**Description of the task**: In the data below, find each line containing the string "JSON" and return it.
* start Record list *
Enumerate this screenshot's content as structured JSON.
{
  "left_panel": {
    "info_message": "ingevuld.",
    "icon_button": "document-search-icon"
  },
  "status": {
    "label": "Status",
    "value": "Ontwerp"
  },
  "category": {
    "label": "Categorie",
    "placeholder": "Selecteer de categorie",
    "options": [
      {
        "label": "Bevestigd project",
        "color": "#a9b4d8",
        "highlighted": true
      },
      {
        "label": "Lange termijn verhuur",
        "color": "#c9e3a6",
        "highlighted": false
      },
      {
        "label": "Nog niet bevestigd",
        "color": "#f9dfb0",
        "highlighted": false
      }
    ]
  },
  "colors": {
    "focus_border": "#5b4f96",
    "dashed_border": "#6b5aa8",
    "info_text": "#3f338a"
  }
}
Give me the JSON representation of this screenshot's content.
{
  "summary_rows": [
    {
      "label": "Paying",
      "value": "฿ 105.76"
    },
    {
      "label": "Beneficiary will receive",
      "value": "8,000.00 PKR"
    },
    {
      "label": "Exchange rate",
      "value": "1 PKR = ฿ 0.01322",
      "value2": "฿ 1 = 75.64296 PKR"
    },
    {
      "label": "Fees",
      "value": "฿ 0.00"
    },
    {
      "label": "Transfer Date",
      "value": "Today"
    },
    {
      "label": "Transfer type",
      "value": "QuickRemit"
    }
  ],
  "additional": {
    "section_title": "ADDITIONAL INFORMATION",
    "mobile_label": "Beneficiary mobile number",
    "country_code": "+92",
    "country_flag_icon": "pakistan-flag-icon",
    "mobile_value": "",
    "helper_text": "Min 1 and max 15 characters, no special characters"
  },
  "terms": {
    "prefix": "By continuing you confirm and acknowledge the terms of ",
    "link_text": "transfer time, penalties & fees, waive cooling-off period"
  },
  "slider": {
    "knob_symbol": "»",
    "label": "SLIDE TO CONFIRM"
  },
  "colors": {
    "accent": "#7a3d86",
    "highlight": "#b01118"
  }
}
* end Record list *
**Task solution**:
Enumerate this screenshot's content as structured JSON.
Give me the JSON representation of this screenshot's content.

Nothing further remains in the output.